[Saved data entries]

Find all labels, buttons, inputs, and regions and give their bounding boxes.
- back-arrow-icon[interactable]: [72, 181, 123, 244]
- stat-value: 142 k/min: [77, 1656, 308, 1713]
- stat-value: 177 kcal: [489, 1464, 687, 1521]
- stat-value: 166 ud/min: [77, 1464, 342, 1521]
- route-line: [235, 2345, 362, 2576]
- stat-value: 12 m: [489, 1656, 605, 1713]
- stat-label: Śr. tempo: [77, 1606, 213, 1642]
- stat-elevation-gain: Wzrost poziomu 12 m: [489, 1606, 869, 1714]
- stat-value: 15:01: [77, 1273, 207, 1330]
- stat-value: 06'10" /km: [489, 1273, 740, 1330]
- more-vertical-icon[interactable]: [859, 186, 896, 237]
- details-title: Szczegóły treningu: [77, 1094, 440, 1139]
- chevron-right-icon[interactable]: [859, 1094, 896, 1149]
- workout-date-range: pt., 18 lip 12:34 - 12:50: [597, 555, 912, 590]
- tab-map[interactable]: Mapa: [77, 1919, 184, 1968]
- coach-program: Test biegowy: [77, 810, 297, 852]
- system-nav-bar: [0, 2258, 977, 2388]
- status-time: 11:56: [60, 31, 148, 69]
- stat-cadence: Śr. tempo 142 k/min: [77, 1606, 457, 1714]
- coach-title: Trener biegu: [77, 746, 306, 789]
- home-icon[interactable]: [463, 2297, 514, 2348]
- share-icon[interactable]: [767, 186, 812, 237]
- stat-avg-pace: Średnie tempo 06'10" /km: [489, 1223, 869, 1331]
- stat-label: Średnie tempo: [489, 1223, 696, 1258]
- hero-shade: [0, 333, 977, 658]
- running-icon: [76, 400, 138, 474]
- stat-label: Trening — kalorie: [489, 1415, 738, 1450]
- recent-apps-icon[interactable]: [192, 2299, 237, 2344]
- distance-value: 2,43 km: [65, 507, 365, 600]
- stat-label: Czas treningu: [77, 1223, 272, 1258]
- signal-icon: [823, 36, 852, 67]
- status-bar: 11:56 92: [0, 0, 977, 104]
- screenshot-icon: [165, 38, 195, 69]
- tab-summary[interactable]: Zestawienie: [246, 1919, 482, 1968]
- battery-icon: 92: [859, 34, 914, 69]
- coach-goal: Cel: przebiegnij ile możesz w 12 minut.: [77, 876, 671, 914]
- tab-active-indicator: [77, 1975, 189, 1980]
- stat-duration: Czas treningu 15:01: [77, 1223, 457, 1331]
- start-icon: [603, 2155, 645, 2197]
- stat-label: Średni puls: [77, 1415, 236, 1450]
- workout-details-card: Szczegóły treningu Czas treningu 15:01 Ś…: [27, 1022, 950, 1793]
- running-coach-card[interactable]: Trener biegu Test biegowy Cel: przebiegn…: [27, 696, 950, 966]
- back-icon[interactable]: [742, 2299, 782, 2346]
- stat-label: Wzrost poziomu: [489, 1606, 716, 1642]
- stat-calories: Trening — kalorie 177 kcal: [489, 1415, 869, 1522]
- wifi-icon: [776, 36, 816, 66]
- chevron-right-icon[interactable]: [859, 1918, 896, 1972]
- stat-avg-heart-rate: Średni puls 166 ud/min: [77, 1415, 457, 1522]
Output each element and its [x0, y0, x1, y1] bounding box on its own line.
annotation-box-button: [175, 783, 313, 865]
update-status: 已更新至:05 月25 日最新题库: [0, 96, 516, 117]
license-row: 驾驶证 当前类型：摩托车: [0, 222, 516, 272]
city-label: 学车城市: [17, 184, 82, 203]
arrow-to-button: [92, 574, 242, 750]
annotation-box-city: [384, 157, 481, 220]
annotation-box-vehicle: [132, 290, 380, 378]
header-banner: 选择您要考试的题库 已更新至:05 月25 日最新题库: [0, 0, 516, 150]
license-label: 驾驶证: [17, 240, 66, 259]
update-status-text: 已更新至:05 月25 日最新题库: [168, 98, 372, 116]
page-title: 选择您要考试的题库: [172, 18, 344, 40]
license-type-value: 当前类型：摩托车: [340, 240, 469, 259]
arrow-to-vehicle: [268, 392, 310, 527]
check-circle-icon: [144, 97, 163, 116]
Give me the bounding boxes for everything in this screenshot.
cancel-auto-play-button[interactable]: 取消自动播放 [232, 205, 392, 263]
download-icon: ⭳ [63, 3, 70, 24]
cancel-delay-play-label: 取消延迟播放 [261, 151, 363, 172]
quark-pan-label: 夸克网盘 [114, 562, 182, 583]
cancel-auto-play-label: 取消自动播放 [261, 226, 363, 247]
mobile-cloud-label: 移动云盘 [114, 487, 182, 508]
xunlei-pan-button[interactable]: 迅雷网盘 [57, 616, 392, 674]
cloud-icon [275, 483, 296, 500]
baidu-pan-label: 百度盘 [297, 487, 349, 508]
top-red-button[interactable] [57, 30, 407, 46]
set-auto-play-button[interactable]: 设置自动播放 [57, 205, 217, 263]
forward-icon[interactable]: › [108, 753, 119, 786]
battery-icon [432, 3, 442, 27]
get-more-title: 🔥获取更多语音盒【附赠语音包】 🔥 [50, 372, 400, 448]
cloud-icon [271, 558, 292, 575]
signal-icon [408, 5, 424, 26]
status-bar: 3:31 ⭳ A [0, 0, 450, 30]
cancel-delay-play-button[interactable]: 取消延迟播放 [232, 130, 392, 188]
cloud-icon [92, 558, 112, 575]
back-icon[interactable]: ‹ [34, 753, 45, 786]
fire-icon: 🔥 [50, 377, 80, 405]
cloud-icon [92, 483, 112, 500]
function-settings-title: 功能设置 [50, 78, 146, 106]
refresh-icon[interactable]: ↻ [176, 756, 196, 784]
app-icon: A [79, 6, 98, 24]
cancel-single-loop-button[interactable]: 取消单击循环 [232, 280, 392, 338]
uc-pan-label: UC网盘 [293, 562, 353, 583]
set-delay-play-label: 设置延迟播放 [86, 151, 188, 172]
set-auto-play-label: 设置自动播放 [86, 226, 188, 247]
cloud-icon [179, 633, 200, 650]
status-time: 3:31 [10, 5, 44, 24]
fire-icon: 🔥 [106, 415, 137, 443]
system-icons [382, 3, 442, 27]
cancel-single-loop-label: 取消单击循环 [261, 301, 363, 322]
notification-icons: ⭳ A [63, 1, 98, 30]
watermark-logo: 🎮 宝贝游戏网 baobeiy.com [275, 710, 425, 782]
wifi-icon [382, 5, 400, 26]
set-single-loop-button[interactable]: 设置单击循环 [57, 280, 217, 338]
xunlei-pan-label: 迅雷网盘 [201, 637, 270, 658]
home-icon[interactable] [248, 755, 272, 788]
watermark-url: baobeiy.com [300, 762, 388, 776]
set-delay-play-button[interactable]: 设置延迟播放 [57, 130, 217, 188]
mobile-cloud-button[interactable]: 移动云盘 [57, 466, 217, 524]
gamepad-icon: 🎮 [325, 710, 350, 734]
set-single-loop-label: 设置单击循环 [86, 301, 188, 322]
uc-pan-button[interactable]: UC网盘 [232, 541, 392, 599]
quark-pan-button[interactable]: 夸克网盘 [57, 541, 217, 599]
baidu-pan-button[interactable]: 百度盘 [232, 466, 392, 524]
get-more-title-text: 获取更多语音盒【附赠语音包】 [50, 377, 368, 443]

▶ _Exercise_
Please turn the lines of all the entries above into one numbered list, leaving out any blank lines.

▶ _Response to the task_
1. Find all labels, buttons, inputs, and regions and give their bounding boxes.
2. - back-arrow-icon[interactable]: [72, 181, 123, 244]
3. - stat-value: 142 k/min: [77, 1656, 308, 1713]
4. - stat-value: 177 kcal: [489, 1464, 687, 1521]
5. - stat-value: 166 ud/min: [77, 1464, 342, 1521]
6. - route-line: [235, 2345, 362, 2576]
7. - stat-value: 12 m: [489, 1656, 605, 1713]
8. - stat-label: Śr. tempo: [77, 1606, 213, 1642]
9. - stat-elevation-gain: Wzrost poziomu 12 m: [489, 1606, 869, 1714]
10. - stat-value: 15:01: [77, 1273, 207, 1330]
11. - stat-value: 06'10" /km: [489, 1273, 740, 1330]
12. - more-vertical-icon[interactable]: [859, 186, 896, 237]
13. - details-title: Szczegóły treningu: [77, 1094, 440, 1139]
14. - chevron-right-icon[interactable]: [859, 1094, 896, 1149]
15. - workout-date-range: pt., 18 lip 12:34 - 12:50: [597, 555, 912, 590]
16. - tab-map[interactable]: Mapa: [77, 1919, 184, 1968]
17. - coach-program: Test biegowy: [77, 810, 297, 852]
18. - system-nav-bar: [0, 2258, 977, 2388]
19. - status-time: 11:56: [60, 31, 148, 69]
20. - stat-cadence: Śr. tempo 142 k/min: [77, 1606, 457, 1714]
21. - coach-title: Trener biegu: [77, 746, 306, 789]
22. - home-icon[interactable]: [463, 2297, 514, 2348]
23. - share-icon[interactable]: [767, 186, 812, 237]
24. - stat-avg-pace: Średnie tempo 06'10" /km: [489, 1223, 869, 1331]
25. - stat-label: Średnie tempo: [489, 1223, 696, 1258]
26. - hero-shade: [0, 333, 977, 658]
27. - running-icon: [76, 400, 138, 474]
28. - stat-label: Trening — kalorie: [489, 1415, 738, 1450]
29. - recent-apps-icon[interactable]: [192, 2299, 237, 2344]
30. - distance-value: 2,43 km: [65, 507, 365, 600]
31. - stat-label: Czas treningu: [77, 1223, 272, 1258]
32. - signal-icon: [823, 36, 852, 67]
33. - status-bar: 11:56 92: [0, 0, 977, 104]
34. - screenshot-icon: [165, 38, 195, 69]
35. - tab-summary[interactable]: Zestawienie: [246, 1919, 482, 1968]
36. - battery-icon: 92: [859, 34, 914, 69]
37. - coach-goal: Cel: przebiegnij ile możesz w 12 minut.: [77, 876, 671, 914]
38. - tab-active-indicator: [77, 1975, 189, 1980]
39. - stat-duration: Czas treningu 15:01: [77, 1223, 457, 1331]
40. - start-icon: [603, 2155, 645, 2197]
41. - stat-label: Średni puls: [77, 1415, 236, 1450]
42. - workout-details-card: Szczegóły treningu Czas treningu 15:01 Ś…: [27, 1022, 950, 1793]
43. - running-coach-card[interactable]: Trener biegu Test biegowy Cel: przebiegn…: [27, 696, 950, 966]
44. - back-icon[interactable]: [742, 2299, 782, 2346]
45. - stat-label: Wzrost poziomu: [489, 1606, 716, 1642]
46. - stat-calories: Trening — kalorie 177 kcal: [489, 1415, 869, 1522]
47. - wifi-icon: [776, 36, 816, 66]
48. - chevron-right-icon[interactable]: [859, 1918, 896, 1972]
49. - stat-avg-heart-rate: Średni puls 166 ud/min: [77, 1415, 457, 1522]
50. Output each element and its [x0, y0, x1, y1] bounding box on its own line.
51. annotation-box-button: [175, 783, 313, 865]
52. update-status: 已更新至:05 月25 日最新题库: [0, 96, 516, 117]
53. license-row: 驾驶证 当前类型：摩托车: [0, 222, 516, 272]
54. city-label: 学车城市: [17, 184, 82, 203]
55. arrow-to-button: [92, 574, 242, 750]
56. annotation-box-city: [384, 157, 481, 220]
57. annotation-box-vehicle: [132, 290, 380, 378]
58. header-banner: 选择您要考试的题库 已更新至:05 月25 日最新题库: [0, 0, 516, 150]
59. license-label: 驾驶证: [17, 240, 66, 259]
60. update-status-text: 已更新至:05 月25 日最新题库: [168, 98, 372, 116]
61. page-title: 选择您要考试的题库: [172, 18, 344, 40]
62. license-type-value: 当前类型：摩托车: [340, 240, 469, 259]
63. arrow-to-vehicle: [268, 392, 310, 527]
64. check-circle-icon: [144, 97, 163, 116]
65. Give me the bounding boxes for everything in this screenshot.
66. cancel-auto-play-button[interactable]: 取消自动播放 [232, 205, 392, 263]
67. download-icon: ⭳ [63, 3, 70, 24]
68. cancel-delay-play-label: 取消延迟播放 [261, 151, 363, 172]
69. quark-pan-label: 夸克网盘 [114, 562, 182, 583]
70. cancel-auto-play-label: 取消自动播放 [261, 226, 363, 247]
71. mobile-cloud-label: 移动云盘 [114, 487, 182, 508]
72. xunlei-pan-button[interactable]: 迅雷网盘 [57, 616, 392, 674]
73. cloud-icon [275, 483, 296, 500]
74. baidu-pan-label: 百度盘 [297, 487, 349, 508]
75. top-red-button[interactable] [57, 30, 407, 46]
76. set-auto-play-button[interactable]: 设置自动播放 [57, 205, 217, 263]
77. forward-icon[interactable]: › [108, 753, 119, 786]
78. battery-icon [432, 3, 442, 27]
79. get-more-title: 🔥获取更多语音盒【附赠语音包】 🔥 [50, 372, 400, 448]
80. cloud-icon [271, 558, 292, 575]
81. signal-icon [408, 5, 424, 26]
82. status-bar: 3:31 ⭳ A [0, 0, 450, 30]
83. cancel-delay-play-button[interactable]: 取消延迟播放 [232, 130, 392, 188]
84. cloud-icon [92, 558, 112, 575]
85. back-icon[interactable]: ‹ [34, 753, 45, 786]
86. fire-icon: 🔥 [50, 377, 80, 405]
87. cloud-icon [92, 483, 112, 500]
88. function-settings-title: 功能设置 [50, 78, 146, 106]
89. refresh-icon[interactable]: ↻ [176, 756, 196, 784]
90. app-icon: A [79, 6, 98, 24]
91. cancel-single-loop-button[interactable]: 取消单击循环 [232, 280, 392, 338]
92. uc-pan-label: UC网盘 [293, 562, 353, 583]
93. set-delay-play-label: 设置延迟播放 [86, 151, 188, 172]
94. set-auto-play-label: 设置自动播放 [86, 226, 188, 247]
95. cloud-icon [179, 633, 200, 650]
96. status-time: 3:31 [10, 5, 44, 24]
97. fire-icon: 🔥 [106, 415, 137, 443]
98. system-icons [382, 3, 442, 27]
99. cancel-single-loop-label: 取消单击循环 [261, 301, 363, 322]
100. notification-icons: ⭳ A [63, 1, 98, 30]
101. watermark-logo: 🎮 宝贝游戏网 baobeiy.com [275, 710, 425, 782]
102. wifi-icon [382, 5, 400, 26]
103. set-single-loop-button[interactable]: 设置单击循环 [57, 280, 217, 338]
104. xunlei-pan-label: 迅雷网盘 [201, 637, 270, 658]
105. home-icon[interactable] [248, 755, 272, 788]
106. watermark-url: baobeiy.com [300, 762, 388, 776]
107. set-delay-play-button[interactable]: 设置延迟播放 [57, 130, 217, 188]
108. mobile-cloud-button[interactable]: 移动云盘 [57, 466, 217, 524]
109. gamepad-icon: 🎮 [325, 710, 350, 734]
110. set-single-loop-label: 设置单击循环 [86, 301, 188, 322]
111. uc-pan-button[interactable]: UC网盘 [232, 541, 392, 599]
112. quark-pan-button[interactable]: 夸克网盘 [57, 541, 217, 599]
113. baidu-pan-button[interactable]: 百度盘 [232, 466, 392, 524]
114. get-more-title-text: 获取更多语音盒【附赠语音包】 [50, 377, 368, 443]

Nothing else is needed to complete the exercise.